======== Provided data

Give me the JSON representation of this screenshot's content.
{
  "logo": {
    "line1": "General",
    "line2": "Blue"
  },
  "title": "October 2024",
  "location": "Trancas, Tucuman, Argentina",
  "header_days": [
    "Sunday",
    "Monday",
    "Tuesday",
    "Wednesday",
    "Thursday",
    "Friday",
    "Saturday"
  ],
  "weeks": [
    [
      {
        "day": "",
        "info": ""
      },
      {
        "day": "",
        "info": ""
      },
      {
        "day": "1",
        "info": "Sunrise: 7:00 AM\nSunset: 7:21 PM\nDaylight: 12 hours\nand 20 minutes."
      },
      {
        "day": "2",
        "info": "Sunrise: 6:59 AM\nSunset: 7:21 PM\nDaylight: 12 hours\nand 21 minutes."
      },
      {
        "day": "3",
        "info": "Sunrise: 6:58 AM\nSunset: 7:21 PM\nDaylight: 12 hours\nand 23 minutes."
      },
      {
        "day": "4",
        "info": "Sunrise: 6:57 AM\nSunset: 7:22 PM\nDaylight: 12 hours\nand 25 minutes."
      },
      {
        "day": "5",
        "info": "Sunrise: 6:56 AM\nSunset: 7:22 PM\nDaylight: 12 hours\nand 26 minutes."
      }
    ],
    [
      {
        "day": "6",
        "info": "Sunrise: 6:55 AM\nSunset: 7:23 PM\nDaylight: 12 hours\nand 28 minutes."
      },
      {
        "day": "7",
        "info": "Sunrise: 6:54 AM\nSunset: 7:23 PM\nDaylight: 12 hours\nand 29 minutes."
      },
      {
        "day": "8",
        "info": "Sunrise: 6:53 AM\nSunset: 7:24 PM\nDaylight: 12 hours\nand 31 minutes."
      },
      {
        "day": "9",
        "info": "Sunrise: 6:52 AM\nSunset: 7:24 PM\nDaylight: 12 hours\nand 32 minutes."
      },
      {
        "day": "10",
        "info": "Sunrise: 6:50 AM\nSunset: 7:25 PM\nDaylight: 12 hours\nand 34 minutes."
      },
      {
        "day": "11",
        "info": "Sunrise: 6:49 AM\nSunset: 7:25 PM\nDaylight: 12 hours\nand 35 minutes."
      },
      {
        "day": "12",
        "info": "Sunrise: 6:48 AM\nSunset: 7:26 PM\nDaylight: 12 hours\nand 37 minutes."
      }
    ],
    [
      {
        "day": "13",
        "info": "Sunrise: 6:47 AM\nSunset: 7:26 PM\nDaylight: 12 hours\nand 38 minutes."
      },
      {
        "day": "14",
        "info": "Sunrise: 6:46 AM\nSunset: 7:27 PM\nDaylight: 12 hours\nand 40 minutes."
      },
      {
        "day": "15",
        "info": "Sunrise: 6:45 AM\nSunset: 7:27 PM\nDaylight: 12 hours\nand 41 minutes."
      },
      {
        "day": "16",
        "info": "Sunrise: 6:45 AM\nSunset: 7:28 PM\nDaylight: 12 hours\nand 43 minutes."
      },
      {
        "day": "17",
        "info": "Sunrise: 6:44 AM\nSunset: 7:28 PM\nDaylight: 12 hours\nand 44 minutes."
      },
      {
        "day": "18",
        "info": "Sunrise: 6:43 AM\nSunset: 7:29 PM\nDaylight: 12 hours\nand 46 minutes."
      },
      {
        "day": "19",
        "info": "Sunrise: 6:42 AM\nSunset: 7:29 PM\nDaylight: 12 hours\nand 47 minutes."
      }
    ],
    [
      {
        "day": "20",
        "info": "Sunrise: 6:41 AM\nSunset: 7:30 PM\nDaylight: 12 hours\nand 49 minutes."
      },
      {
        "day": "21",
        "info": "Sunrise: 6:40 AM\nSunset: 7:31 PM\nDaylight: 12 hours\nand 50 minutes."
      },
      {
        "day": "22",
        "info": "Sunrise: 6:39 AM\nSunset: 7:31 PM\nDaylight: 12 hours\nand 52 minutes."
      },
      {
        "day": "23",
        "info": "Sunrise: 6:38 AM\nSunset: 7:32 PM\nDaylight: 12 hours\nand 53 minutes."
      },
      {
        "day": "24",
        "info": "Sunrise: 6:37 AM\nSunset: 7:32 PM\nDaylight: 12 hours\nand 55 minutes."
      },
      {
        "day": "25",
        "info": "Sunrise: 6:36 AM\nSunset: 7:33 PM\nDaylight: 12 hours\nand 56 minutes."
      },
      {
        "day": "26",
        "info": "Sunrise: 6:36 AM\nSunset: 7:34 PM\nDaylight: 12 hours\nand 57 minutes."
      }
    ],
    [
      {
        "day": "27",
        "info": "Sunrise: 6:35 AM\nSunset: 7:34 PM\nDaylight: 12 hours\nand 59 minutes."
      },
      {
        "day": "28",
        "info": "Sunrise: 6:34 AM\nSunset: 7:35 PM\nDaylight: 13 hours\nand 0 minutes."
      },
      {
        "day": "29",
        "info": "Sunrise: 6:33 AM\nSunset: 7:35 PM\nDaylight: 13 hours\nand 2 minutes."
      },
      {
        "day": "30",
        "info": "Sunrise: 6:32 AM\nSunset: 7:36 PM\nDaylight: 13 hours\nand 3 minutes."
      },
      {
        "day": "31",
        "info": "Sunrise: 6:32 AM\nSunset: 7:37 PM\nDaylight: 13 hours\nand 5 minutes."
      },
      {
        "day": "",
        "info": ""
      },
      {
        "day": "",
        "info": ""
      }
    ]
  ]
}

================

The exercise:
Print the records once more, exactly as they were given.

Reply:
Give me the JSON representation of this screenshot's content.
{
  "logo": {
    "line1": "General",
    "line2": "Blue"
  },
  "title": "October 2024",
  "location": "Trancas, Tucuman, Argentina",
  "header_days": [
    "Sunday",
    "Monday",
    "Tuesday",
    "Wednesday",
    "Thursday",
    "Friday",
    "Saturday"
  ],
  "weeks": [
    [
      {
        "day": "",
        "info": ""
      },
      {
        "day": "",
        "info": ""
      },
      {
        "day": "1",
        "info": "Sunrise: 7:00 AM\nSunset: 7:21 PM\nDaylight: 12 hours\nand 20 minutes."
      },
      {
        "day": "2",
        "info": "Sunrise: 6:59 AM\nSunset: 7:21 PM\nDaylight: 12 hours\nand 21 minutes."
      },
      {
        "day": "3",
        "info": "Sunrise: 6:58 AM\nSunset: 7:21 PM\nDaylight: 12 hours\nand 23 minutes."
      },
      {
        "day": "4",
        "info": "Sunrise: 6:57 AM\nSunset: 7:22 PM\nDaylight: 12 hours\nand 25 minutes."
      },
      {
        "day": "5",
        "info": "Sunrise: 6:56 AM\nSunset: 7:22 PM\nDaylight: 12 hours\nand 26 minutes."
      }
    ],
    [
      {
        "day": "6",
        "info": "Sunrise: 6:55 AM\nSunset: 7:23 PM\nDaylight: 12 hours\nand 28 minutes."
      },
      {
        "day": "7",
        "info": "Sunrise: 6:54 AM\nSunset: 7:23 PM\nDaylight: 12 hours\nand 29 minutes."
      },
      {
        "day": "8",
        "info": "Sunrise: 6:53 AM\nSunset: 7:24 PM\nDaylight: 12 hours\nand 31 minutes."
      },
      {
        "day": "9",
        "info": "Sunrise: 6:52 AM\nSunset: 7:24 PM\nDaylight: 12 hours\nand 32 minutes."
      },
      {
        "day": "10",
        "info": "Sunrise: 6:50 AM\nSunset: 7:25 PM\nDaylight: 12 hours\nand 34 minutes."
      },
      {
        "day": "11",
        "info": "Sunrise: 6:49 AM\nSunset: 7:25 PM\nDaylight: 12 hours\nand 35 minutes."
      },
      {
        "day": "12",
        "info": "Sunrise: 6:48 AM\nSunset: 7:26 PM\nDaylight: 12 hours\nand 37 minutes."
      }
    ],
    [
      {
        "day": "13",
        "info": "Sunrise: 6:47 AM\nSunset: 7:26 PM\nDaylight: 12 hours\nand 38 minutes."
      },
      {
        "day": "14",
        "info": "Sunrise: 6:46 AM\nSunset: 7:27 PM\nDaylight: 12 hours\nand 40 minutes."
      },
      {
        "day": "15",
        "info": "Sunrise: 6:45 AM\nSunset: 7:27 PM\nDaylight: 12 hours\nand 41 minutes."
      },
      {
        "day": "16",
        "info": "Sunrise: 6:45 AM\nSunset: 7:28 PM\nDaylight: 12 hours\nand 43 minutes."
      },
      {
        "day": "17",
        "info": "Sunrise: 6:44 AM\nSunset: 7:28 PM\nDaylight: 12 hours\nand 44 minutes."
      },
      {
        "day": "18",
        "info": "Sunrise: 6:43 AM\nSunset: 7:29 PM\nDaylight: 12 hours\nand 46 minutes."
      },
      {
        "day": "19",
        "info": "Sunrise: 6:42 AM\nSunset: 7:29 PM\nDaylight: 12 hours\nand 47 minutes."
      }
    ],
    [
      {
        "day": "20",
        "info": "Sunrise: 6:41 AM\nSunset: 7:30 PM\nDaylight: 12 hours\nand 49 minutes."
      },
      {
        "day": "21",
        "info": "Sunrise: 6:40 AM\nSunset: 7:31 PM\nDaylight: 12 hours\nand 50 minutes."
      },
      {
        "day": "22",
        "info": "Sunrise: 6:39 AM\nSunset: 7:31 PM\nDaylight: 12 hours\nand 52 minutes."
      },
      {
        "day": "23",
        "info": "Sunrise: 6:38 AM\nSunset: 7:32 PM\nDaylight: 12 hours\nand 53 minutes."
      },
      {
        "day": "24",
        "info": "Sunrise: 6:37 AM\nSunset: 7:32 PM\nDaylight: 12 hours\nand 55 minutes."
      },
      {
        "day": "25",
        "info": "Sunrise: 6:36 AM\nSunset: 7:33 PM\nDaylight: 12 hours\nand 56 minutes."
      },
      {
        "day": "26",
        "info": "Sunrise: 6:36 AM\nSunset: 7:34 PM\nDaylight: 12 hours\nand 57 minutes."
      }
    ],
    [
      {
        "day": "27",
        "info": "Sunrise: 6:35 AM\nSunset: 7:34 PM\nDaylight: 12 hours\nand 59 minutes."
      },
      {
        "day": "28",
        "info": "Sunrise: 6:34 AM\nSunset: 7:35 PM\nDaylight: 13 hours\nand 0 minutes."
      },
      {
        "day": "29",
        "info": "Sunrise: 6:33 AM\nSunset: 7:35 PM\nDaylight: 13 hours\nand 2 minutes."
      },
      {
        "day": "30",
        "info": "Sunrise: 6:32 AM\nSunset: 7:36 PM\nDaylight: 13 hours\nand 3 minutes."
      },
      {
        "day": "31",
        "info": "Sunrise: 6:32 AM\nSunset: 7:37 PM\nDaylight: 13 hours\nand 5 minutes."
      },
      {
        "day": "",
        "info": ""
      },
      {
        "day": "",
        "info": ""
      }
    ]
  ]
}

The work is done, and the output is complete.